环孢素A联合雷公藤红素在制备治疗肺癌药物中的应用的制作方法

本发明涉及生物制药技术领域，更具体地说是涉及一种环孢素a(cyclosporina，cysa)联合雷公藤红素在制备治疗肺癌药物中的应用。

背景技术：

肺癌是发病率与死亡率增长最快、对人类生命威胁最大的恶性肿瘤之一，已成为我国城市人口恶性肿瘤死亡原因的第一位。非小细胞型肺癌包括鳞癌、腺癌、大细胞癌，与小细胞癌相比其癌细胞生长分裂较慢，扩散转移相对较晚。非小细胞肺癌约占所有肺癌的80％，约75％的患者发现时已处于中晚期，5年生存率很低。深入了解肺癌致病因并发掘临床治疗合适药物具有重要意义。

凋亡分为内源性细胞凋亡和外源性细胞凋亡。内源性细胞凋亡途径，也称作线粒体途径，常在强烈的氧化应激和dna损伤等条件下被激活。bcl-2家族蛋白主要调节内源性细胞凋亡途径，家族成员既包括促凋亡因子(bad、bax、bid、bak等)，又包括抗凋亡因子(bcl-2、bcl-xl、bcl-w等)。这些蛋白定位于线粒体上，共同控制线粒体膜的通透性。该通路被激活后可导致细胞色素c和其他促凋亡因子从线粒体释放。在细胞质中，细胞色素c与apaf1形成复合物，随后招募并激活caspase-9与caspase-3从而启动细胞凋亡途径。外源性途径也称为死亡受体途径，信号从细胞外传导至细胞内，通过促凋亡配体与促凋亡受体的结合而促进死亡诱导信号复合物(deathinducingsignallingcomplex，disc)的形成，诱发细胞发生凋亡。

雷公藤红素(celastrol)，又被称为南蛇藤素，是提取于常见植物雷公藤、南蛇藤及独子藤等的一种醌甲基三萜类化合物。其分子式是c29h38o4，其分子量约为450.61。根据各种文献报道，雷公藤红素拥有多重显著有效的药理活性，如抑制炎症反应、抵抗肿瘤生长、抵制氧化应激、治疗肥胖及抑制不同类型神经退行性疾病(比如阿尔茨海默症、帕金森病、亨廷顿舞蹈病等)的病理进程。同时，在治疗过敏性哮喘、麻风反应、风湿性关节炎等其他自身免疫性疾病的过程中，雷公藤红素也拥有潜在的临床应用前景。

• **待办任务**
接着上面讲环孢素A联合雷公藤红素治疗肺癌的选文，从其最后一句之后往下续写。

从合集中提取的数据
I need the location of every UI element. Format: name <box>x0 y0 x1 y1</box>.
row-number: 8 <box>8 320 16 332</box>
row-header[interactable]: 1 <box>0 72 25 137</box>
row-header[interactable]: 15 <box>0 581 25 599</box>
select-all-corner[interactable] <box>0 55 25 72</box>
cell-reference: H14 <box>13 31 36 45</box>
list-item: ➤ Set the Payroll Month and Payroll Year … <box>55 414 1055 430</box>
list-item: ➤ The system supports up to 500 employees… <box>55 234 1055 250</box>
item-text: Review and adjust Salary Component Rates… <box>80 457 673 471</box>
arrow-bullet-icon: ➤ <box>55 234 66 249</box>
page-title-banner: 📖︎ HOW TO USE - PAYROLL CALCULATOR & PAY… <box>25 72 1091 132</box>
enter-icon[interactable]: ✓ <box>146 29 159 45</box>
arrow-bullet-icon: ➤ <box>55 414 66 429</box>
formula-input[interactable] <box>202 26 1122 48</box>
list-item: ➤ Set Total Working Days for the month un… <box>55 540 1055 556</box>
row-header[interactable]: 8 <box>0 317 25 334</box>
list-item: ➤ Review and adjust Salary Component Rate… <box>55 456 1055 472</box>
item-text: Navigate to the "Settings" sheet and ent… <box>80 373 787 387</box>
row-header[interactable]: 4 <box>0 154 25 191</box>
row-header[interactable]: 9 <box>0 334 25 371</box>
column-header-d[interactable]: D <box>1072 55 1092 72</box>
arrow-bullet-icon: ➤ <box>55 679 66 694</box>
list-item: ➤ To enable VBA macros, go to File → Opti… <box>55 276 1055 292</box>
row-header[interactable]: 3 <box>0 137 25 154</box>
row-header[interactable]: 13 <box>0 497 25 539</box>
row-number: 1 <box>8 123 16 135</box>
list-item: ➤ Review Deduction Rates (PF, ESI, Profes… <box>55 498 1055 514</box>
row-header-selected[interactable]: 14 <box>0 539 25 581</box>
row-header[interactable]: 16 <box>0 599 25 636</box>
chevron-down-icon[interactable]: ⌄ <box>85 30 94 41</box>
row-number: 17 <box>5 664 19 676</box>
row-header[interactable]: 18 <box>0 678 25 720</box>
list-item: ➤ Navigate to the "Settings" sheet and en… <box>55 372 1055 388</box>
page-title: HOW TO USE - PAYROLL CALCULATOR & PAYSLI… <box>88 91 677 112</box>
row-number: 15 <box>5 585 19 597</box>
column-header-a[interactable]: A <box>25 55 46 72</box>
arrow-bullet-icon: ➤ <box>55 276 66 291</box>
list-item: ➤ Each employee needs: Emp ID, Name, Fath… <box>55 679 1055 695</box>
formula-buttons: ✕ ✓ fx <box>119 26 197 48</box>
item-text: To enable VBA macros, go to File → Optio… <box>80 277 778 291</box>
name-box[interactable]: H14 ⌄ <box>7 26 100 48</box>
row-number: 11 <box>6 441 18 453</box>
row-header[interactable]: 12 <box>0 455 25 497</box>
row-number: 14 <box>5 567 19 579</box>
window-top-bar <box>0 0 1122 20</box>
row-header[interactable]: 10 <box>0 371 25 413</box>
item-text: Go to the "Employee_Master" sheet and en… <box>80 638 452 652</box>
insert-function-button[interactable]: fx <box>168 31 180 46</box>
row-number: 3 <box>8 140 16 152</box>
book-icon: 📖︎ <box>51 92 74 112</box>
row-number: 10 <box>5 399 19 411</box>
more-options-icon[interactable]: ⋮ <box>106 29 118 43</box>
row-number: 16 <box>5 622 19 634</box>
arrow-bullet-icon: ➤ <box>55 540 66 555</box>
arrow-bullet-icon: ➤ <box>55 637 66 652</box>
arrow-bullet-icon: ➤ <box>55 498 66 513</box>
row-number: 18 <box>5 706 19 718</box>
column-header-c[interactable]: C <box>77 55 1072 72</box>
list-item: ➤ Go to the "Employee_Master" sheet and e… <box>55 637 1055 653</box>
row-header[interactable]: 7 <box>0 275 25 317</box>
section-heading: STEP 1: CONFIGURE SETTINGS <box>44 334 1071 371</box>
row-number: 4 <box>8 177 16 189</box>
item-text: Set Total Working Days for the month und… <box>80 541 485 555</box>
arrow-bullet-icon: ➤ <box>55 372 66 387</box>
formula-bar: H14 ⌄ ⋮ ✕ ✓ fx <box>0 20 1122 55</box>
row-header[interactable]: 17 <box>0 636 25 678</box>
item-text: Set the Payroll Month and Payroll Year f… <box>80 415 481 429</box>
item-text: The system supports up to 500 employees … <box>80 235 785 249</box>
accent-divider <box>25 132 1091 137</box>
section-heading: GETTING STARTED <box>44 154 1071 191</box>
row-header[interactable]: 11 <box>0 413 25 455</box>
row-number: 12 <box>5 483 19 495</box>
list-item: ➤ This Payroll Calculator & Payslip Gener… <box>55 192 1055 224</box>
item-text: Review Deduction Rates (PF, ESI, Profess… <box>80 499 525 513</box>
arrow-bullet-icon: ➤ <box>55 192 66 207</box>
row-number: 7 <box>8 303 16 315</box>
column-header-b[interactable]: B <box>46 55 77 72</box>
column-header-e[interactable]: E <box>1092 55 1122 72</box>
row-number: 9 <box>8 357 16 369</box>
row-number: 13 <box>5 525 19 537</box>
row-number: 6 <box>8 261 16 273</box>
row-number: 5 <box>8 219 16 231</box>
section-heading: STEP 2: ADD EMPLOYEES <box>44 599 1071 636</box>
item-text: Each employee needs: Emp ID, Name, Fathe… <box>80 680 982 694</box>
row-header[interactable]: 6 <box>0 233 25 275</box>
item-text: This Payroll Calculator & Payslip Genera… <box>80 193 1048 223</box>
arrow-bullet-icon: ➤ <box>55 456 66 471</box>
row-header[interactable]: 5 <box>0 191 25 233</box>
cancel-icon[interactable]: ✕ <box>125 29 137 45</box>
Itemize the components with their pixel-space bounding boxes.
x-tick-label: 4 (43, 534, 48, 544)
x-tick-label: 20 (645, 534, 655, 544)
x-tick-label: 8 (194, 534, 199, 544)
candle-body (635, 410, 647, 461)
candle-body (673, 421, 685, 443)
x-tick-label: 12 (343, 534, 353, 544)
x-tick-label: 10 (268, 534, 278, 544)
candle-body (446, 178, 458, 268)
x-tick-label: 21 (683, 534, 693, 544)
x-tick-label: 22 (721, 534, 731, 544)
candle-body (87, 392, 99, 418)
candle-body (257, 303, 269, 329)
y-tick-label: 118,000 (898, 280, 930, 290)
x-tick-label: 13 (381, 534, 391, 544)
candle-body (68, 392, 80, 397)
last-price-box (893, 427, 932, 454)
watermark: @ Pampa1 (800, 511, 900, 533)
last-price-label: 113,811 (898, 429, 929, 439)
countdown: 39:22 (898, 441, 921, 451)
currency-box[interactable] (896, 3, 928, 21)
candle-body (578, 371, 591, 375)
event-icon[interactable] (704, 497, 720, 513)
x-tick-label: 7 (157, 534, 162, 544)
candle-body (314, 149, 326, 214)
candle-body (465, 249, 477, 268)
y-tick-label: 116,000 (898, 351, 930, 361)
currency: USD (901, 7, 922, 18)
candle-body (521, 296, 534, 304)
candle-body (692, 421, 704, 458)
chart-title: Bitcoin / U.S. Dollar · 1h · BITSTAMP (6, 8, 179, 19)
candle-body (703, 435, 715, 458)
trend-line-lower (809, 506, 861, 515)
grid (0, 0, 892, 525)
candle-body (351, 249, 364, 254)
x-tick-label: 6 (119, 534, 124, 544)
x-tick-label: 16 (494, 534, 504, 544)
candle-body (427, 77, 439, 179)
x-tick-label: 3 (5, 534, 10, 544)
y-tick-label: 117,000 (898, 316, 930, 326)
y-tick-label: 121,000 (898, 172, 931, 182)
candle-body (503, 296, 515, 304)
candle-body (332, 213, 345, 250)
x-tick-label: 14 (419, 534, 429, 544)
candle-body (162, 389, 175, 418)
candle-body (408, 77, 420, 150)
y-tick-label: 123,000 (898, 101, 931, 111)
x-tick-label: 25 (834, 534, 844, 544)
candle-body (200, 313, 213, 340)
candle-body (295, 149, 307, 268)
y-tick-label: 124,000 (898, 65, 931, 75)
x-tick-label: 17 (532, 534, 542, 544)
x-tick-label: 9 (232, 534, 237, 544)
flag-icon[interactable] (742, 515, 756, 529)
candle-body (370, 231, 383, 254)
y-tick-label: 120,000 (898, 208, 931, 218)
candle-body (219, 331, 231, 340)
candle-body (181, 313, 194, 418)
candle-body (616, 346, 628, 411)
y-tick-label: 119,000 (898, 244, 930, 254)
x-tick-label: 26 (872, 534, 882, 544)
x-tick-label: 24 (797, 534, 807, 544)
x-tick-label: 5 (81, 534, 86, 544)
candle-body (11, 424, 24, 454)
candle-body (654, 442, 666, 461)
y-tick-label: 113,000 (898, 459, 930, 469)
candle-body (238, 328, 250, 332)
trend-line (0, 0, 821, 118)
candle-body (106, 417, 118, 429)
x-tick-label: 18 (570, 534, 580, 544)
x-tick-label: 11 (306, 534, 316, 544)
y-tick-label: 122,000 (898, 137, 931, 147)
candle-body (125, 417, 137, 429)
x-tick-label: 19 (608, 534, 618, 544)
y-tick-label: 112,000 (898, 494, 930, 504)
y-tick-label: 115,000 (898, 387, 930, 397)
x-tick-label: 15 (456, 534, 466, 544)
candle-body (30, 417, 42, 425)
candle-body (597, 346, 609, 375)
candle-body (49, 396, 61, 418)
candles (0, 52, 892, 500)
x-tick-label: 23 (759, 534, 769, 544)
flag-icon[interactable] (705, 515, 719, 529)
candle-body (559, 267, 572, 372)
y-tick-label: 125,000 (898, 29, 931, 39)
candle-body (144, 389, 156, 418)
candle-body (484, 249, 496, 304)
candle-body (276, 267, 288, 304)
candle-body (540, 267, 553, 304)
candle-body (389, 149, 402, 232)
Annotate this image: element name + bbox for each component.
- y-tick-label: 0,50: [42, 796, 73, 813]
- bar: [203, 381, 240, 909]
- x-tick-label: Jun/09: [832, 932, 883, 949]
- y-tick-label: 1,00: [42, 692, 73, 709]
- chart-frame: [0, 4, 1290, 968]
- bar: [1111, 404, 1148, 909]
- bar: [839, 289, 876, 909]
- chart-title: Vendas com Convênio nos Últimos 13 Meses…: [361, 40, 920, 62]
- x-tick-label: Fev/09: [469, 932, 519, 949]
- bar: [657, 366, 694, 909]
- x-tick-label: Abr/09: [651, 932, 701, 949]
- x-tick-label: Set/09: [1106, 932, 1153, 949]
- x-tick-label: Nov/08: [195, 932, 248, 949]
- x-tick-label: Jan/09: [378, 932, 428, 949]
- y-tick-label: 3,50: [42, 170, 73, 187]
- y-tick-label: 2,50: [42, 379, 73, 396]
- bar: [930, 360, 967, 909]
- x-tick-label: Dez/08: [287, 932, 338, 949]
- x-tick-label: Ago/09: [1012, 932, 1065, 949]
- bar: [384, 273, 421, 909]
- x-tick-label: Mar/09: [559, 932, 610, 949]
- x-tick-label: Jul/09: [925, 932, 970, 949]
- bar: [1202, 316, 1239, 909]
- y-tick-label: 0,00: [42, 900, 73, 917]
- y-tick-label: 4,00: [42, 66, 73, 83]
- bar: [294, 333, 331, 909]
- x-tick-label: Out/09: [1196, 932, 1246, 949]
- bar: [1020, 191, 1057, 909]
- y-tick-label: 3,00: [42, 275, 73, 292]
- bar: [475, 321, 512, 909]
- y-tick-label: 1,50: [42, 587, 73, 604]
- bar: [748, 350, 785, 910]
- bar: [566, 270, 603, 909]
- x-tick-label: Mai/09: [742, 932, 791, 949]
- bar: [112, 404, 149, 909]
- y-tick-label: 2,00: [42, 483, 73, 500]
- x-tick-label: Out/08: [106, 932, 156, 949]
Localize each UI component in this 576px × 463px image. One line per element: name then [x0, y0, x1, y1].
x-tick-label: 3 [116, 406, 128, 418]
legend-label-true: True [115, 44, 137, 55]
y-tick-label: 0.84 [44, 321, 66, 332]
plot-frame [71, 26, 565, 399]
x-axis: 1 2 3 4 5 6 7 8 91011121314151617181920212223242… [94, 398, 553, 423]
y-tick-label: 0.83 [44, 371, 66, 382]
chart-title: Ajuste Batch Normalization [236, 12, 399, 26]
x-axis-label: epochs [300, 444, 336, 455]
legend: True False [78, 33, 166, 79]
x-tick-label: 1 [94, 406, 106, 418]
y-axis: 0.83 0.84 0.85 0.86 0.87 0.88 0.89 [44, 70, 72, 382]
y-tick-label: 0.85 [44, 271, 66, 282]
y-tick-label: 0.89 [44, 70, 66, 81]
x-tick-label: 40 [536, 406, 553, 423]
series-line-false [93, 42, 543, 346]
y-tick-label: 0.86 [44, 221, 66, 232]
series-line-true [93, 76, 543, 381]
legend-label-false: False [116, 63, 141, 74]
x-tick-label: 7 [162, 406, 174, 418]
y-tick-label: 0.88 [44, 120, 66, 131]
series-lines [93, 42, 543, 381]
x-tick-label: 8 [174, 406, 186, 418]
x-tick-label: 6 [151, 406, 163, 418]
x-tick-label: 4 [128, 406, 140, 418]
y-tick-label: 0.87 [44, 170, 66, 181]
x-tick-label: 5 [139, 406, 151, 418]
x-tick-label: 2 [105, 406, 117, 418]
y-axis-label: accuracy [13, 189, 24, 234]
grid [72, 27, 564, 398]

• **结果**
虽然雷公藤红素有着较好的药物活性，然而由于其表现在生殖系统、内分泌系统及消化系统的损害，尤其是血液系统及皮肤黏膜的损害限制了其在临床上肿瘤治疗的应用。但在低浓度下，雷公藤红素不易产生毒副作用，而其在诱导肿瘤细胞凋亡方面的显著活性正在不断得到实验的证实。因此在雷公藤红素及其制剂的使用中，应注意其剂量，提高用药安全性，降低其毒副作用，而与其他药物联合治疗便成为降低药物毒副作用、提高药效的重要手段之一。

因此，如何将其他药物与雷公藤红素联合应用，显著诱导癌细胞凋亡是本领域技术人员亟需解决的技术问题。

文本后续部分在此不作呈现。